-- Given task 1 --
Put the lines of the records below into a JSON list of strings, one string per line with blank lines left out, taking everything from the start of the records down to the line that contains "The tap 28 is at (432, 88).", both ends included. Leave the pictures out.

-- Excerpted passage --

━━━━

# Importing car from Dubai



## pbxpbx (Mar 20, 2014)

After local Doha research of car market I started to think about importing a car from Dubai. There is wider selection and also price is another reason.

Is there here or do you know an individual or a company that imports cars to Qatar from UEA on a professional basis? I mean who is providing comprehensive service starting with finding a car based on requested specs and ending with Qatar registration?
How much such service can be in total in % of car purchase price?

You can post response here or send me PM.

Thanks!


----------



## kevinthegulf (Aug 16, 2009)

pbxpbx said:


> After local Doha research of car market I started to think about importing a car from Dubai. There is wider selection and also price is another reason.
> 
> Is there here or do you know an individual or a company that imports cars to Qatar from UEA on a professional basis? I mean who is providing comprehensive service starting with finding a car based on requested specs and ending with Qatar registration?

━━━━

-- Given task 2 --
Continue the forum thread about importing a car from Dubai to Qatar from where it stops.

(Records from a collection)
━━━━

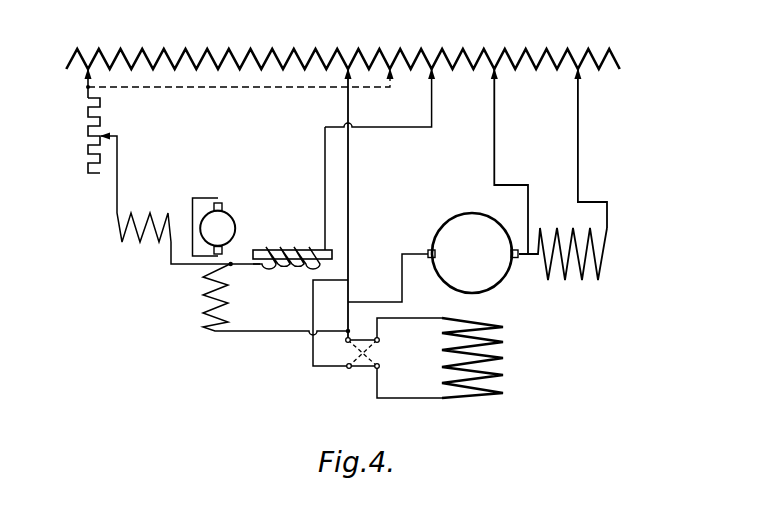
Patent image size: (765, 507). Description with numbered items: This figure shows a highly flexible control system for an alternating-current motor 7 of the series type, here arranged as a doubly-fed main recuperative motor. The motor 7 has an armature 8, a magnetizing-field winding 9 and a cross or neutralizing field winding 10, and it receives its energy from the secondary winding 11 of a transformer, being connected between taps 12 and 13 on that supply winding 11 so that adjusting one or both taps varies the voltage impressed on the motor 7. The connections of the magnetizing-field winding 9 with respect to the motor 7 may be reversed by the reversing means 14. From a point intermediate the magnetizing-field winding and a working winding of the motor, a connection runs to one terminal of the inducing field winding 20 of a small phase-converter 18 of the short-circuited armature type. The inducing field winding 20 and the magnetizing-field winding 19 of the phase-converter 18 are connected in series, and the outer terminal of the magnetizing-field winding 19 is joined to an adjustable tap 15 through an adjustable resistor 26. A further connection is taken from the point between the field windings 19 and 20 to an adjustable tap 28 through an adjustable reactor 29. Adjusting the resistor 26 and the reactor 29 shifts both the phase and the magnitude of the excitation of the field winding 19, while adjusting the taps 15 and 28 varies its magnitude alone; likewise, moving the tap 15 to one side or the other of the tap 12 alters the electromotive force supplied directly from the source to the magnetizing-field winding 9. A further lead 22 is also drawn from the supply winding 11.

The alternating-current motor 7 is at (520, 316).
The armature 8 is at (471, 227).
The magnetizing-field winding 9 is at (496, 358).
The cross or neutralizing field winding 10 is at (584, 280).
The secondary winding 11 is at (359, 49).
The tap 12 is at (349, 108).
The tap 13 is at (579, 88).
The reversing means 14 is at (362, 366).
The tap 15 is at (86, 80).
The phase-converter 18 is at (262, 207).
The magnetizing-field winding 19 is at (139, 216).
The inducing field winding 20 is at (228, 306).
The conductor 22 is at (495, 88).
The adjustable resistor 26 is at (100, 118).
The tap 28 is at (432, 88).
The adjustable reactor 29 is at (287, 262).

━━━━

-- Task answer 1 --
[
  "Patent image size: (765, 507). Description with numbered items: This figure shows a highly flexible control system for an alternating-current motor 7 of the series type, here arranged as a doubly-fed main recuperative motor. The motor 7 has an armature 8, a magnetizing-field winding 9 and a cross or neutralizing field winding 10, and it receives its energy from the secondary winding 11 of a transformer, being connected between taps 12 and 13 on that supply winding 11 so that adjusting one or both taps varies the voltage impressed on the motor 7. The connections of the magnetizing-field winding 9 with respect to the motor 7 may be reversed by the reversing means 14. From a point intermediate the magnetizing-field winding and a working winding of the motor, a connection runs to one terminal of the inducing field winding 20 of a small phase-converter 18 of the short-circuited armature type. The inducing field winding 20 and the magnetizing-field winding 19 of the phase-converter 18 are connected in series, and the outer terminal of the magnetizing-field winding 19 is joined to an adjustable tap 15 through an adjustable resistor 26. A further connection is taken from the point between the field windings 19 and 20 to an adjustable tap 28 through an adjustable reactor 29. Adjusting the resistor 26 and the reactor 29 shifts both the phase and the magnitude of the excitation of the field winding 19, while adjusting the taps 15 and 28 varies its magnitude alone; likewise, moving the tap 15 to one side or the other of the tap 12 alters the electromotive force supplied directly from the source to the magnetizing-field winding 9. A further lead 22 is also drawn from the supply winding 11.",
  "The alternating-current motor 7 is at (520, 316).",
  "The armature 8 is at (471, 227).",
  "The magnetizing-field winding 9 is at (496, 358).",
  "The cross or neutralizing field winding 10 is at (584, 280).",
  "The secondary winding 11 is at (359, 49).",
  "The tap 12 is at (349, 108).",
  "The tap 13 is at (579, 88).",
  "The reversing means 14 is at (362, 366).",
  "The tap 15 is at (86, 80).",
  "The phase-converter 18 is at (262, 207).",
  "The magnetizing-field winding 19 is at (139, 216).",
  "The inducing field winding 20 is at (228, 306).",
  "The conductor 22 is at (495, 88).",
  "The adjustable resistor 26 is at (100, 118).",
  "The tap 28 is at (432, 88)."
]

-- Task answer 2 --
> How much such service can be in total in % of car purchase price?
> ...


To buy a car in the UAE you need to be a resident, to export your car you need to be a resident, to import a car to Qatar it has to be less than 5 yrs old.
Thus a company cannot do it for you, unless you have both UAE & Qatar residence you cannot do it. There are a couple of companies that do the transport side of things.
When I moved to the UAE I took my car, and had to pay a tax on arrival at UAE.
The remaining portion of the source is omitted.